>>

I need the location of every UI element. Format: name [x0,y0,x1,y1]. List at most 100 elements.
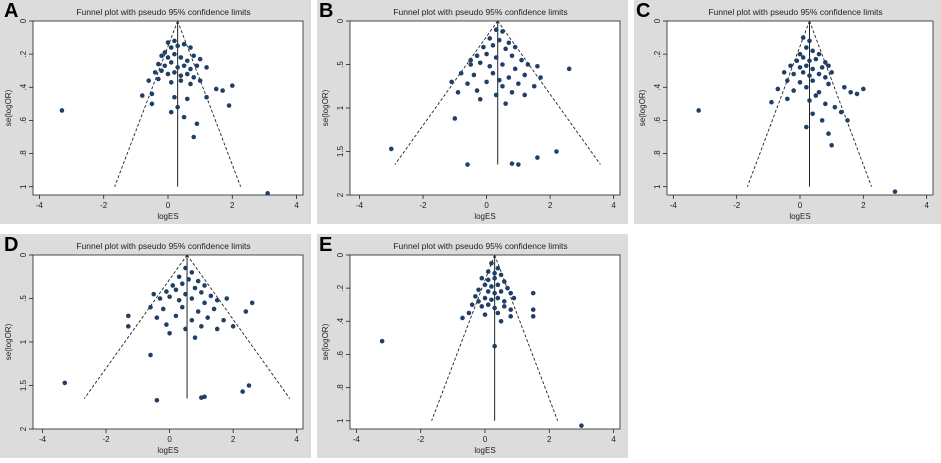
data-point [500,29,505,34]
data-point [485,269,491,274]
ci-limit-right [186,254,291,399]
data-point [473,294,478,299]
data-point [826,131,831,136]
y-tick-label: .8 [336,384,345,391]
data-point [249,300,255,306]
ci-limit-left [114,20,179,187]
data-point [479,304,485,309]
funnel-chart-b: Funnel plot with pseudo 95% confidence l… [317,0,628,224]
data-point [508,314,514,319]
data-point [152,70,158,75]
plot-area [32,254,304,430]
data-point [487,63,493,69]
data-point [482,282,488,288]
data-point [204,94,209,100]
data-point [495,282,501,288]
data-point [482,312,488,317]
y-axis-label: se(logOR) [4,323,13,360]
y-tick-label: .4 [19,83,28,90]
data-point [59,108,65,113]
data-point [184,58,190,64]
data-point [379,338,385,344]
data-point [804,45,809,50]
y-tick-label: 1.5 [336,145,345,157]
data-point [172,38,177,44]
data-point [172,70,177,75]
panel-b: B Funnel plot with pseudo 95% confidence… [317,0,628,224]
panel-letter: E [319,234,333,256]
plot-area [349,20,621,196]
x-tick-label: 0 [166,201,171,210]
data-point [530,314,536,319]
data-point [832,104,838,110]
data-point [471,72,477,78]
data-point [154,315,160,320]
data-point [62,380,68,386]
data-point [199,290,204,295]
y-tick-label: .8 [653,150,662,157]
panel-letter: B [319,0,334,22]
y-tick-label: 0 [19,252,28,257]
y-tick-label: 1 [19,184,28,189]
x-tick-label: -4 [353,435,361,444]
panel-c: C Funnel plot with pseudo 95% confidence… [634,0,941,224]
y-tick-label: 2 [19,426,28,431]
data-point [189,296,195,301]
chart-title: Funnel plot with pseudo 95% confidence l… [393,7,567,17]
data-point [492,290,497,296]
data-point [496,37,502,43]
x-tick-label: 0 [484,201,489,210]
data-point [493,27,499,32]
y-tick-label: .2 [19,50,28,57]
data-point [172,94,177,100]
funnel-chart-d: Funnel plot with pseudo 95% confidence l… [0,234,311,458]
data-point [490,43,496,48]
data-point [791,71,796,77]
x-axis-label: logES [474,212,495,221]
data-point [192,285,198,291]
data-point [202,300,207,306]
data-point [554,149,559,154]
data-point [769,99,774,105]
data-point [164,289,169,294]
data-point [807,38,812,44]
x-tick-label: 4 [294,435,299,444]
data-point [183,291,188,297]
y-axis-label: se(logOR) [638,89,647,126]
data-point [509,161,515,166]
data-point [816,71,822,77]
data-point [160,306,166,312]
data-point [481,44,486,50]
data-point [810,111,815,117]
data-point [159,53,164,59]
data-point [892,189,898,194]
data-point [490,70,496,76]
data-point [487,36,493,41]
data-point [508,307,514,312]
panel-letter: A [4,0,19,22]
data-point [179,304,185,310]
data-point [804,124,809,130]
data-point [525,62,531,67]
data-point [213,86,219,92]
x-tick-label: -4 [356,201,364,210]
data-point [165,71,171,77]
x-axis-label: logES [157,446,178,455]
y-tick-label: .4 [336,317,345,324]
data-point [208,293,214,299]
data-point [211,306,217,312]
x-tick-label: 0 [483,435,488,444]
data-point [804,63,809,69]
data-point [489,297,494,303]
data-point [813,56,819,62]
data-point [175,43,180,49]
data-point [826,81,831,87]
data-point [168,109,174,115]
data-point [501,279,507,284]
data-point [788,63,793,69]
data-point [125,324,131,329]
data-point [823,75,828,80]
ci-limit-right [497,20,601,165]
data-point [800,55,806,60]
data-point [214,326,220,332]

<<

WHAT IS NEEDED =
Reproduce every line above character for character, leaving out the picture.

IN RESPONSE =
I need the location of every UI element. Format: name [x0,y0,x1,y1]. List at most 100 elements.
data-point [500,29,505,34]
data-point [485,269,491,274]
ci-limit-right [186,254,291,399]
data-point [473,294,478,299]
data-point [826,131,831,136]
y-tick-label: .8 [336,384,345,391]
data-point [249,300,255,306]
ci-limit-left [114,20,179,187]
data-point [479,304,485,309]
funnel-chart-b: Funnel plot with pseudo 95% confidence l… [317,0,628,224]
data-point [508,314,514,319]
data-point [152,70,158,75]
plot-area [32,254,304,430]
data-point [487,63,493,69]
data-point [482,282,488,288]
data-point [204,94,209,100]
data-point [495,282,501,288]
data-point [482,312,488,317]
y-axis-label: se(logOR) [4,323,13,360]
y-tick-label: .4 [19,83,28,90]
data-point [59,108,65,113]
data-point [184,58,190,64]
data-point [379,338,385,344]
data-point [804,45,809,50]
y-tick-label: 1.5 [336,145,345,157]
data-point [172,38,177,44]
data-point [172,70,177,75]
panel-b: B Funnel plot with pseudo 95% confidence… [317,0,628,224]
panel-letter: E [319,234,333,256]
plot-area [349,20,621,196]
x-tick-label: 0 [166,201,171,210]
data-point [530,314,536,319]
data-point [832,104,838,110]
data-point [471,72,477,78]
data-point [154,315,160,320]
data-point [62,380,68,386]
data-point [199,290,204,295]
y-tick-label: .8 [653,150,662,157]
panel-letter: B [319,0,334,22]
y-tick-label: 0 [19,252,28,257]
y-tick-label: 1 [19,184,28,189]
x-tick-label: -4 [353,435,361,444]
panel-c: C Funnel plot with pseudo 95% confidence… [634,0,941,224]
y-tick-label: 2 [19,426,28,431]
data-point [189,296,195,301]
chart-title: Funnel plot with pseudo 95% confidence l… [393,7,567,17]
data-point [492,290,497,296]
data-point [496,37,502,43]
x-tick-label: 0 [484,201,489,210]
data-point [493,27,499,32]
y-tick-label: .2 [19,50,28,57]
data-point [172,94,177,100]
funnel-chart-d: Funnel plot with pseudo 95% confidence l… [0,234,311,458]
data-point [490,43,496,48]
data-point [791,71,796,77]
x-axis-label: logES [474,212,495,221]
data-point [192,285,198,291]
data-point [202,300,207,306]
data-point [554,149,559,154]
data-point [769,99,774,105]
data-point [164,289,169,294]
data-point [807,38,812,44]
x-tick-label: 4 [294,435,299,444]
data-point [183,291,188,297]
y-axis-label: se(logOR) [638,89,647,126]
data-point [509,161,515,166]
data-point [816,71,822,77]
data-point [160,306,166,312]
data-point [481,44,486,50]
data-point [810,111,815,117]
data-point [159,53,164,59]
data-point [892,189,898,194]
data-point [490,70,496,76]
data-point [487,36,493,41]
data-point [508,307,514,312]
panel-letter: A [4,0,19,22]
data-point [179,304,185,310]
data-point [804,124,809,130]
data-point [525,62,531,67]
data-point [213,86,219,92]
x-tick-label: -4 [356,201,364,210]
data-point [165,71,171,77]
x-axis-label: logES [157,446,178,455]
y-tick-label: .4 [336,317,345,324]
data-point [208,293,214,299]
data-point [211,306,217,312]
x-tick-label: 0 [483,435,488,444]
data-point [804,63,809,69]
data-point [489,297,494,303]
data-point [813,56,819,62]
data-point [175,43,180,49]
data-point [826,81,831,87]
data-point [168,109,174,115]
data-point [501,279,507,284]
data-point [788,63,793,69]
data-point [125,324,131,329]
data-point [823,75,828,80]
ci-limit-right [497,20,601,165]
data-point [800,55,806,60]
data-point [214,326,220,332]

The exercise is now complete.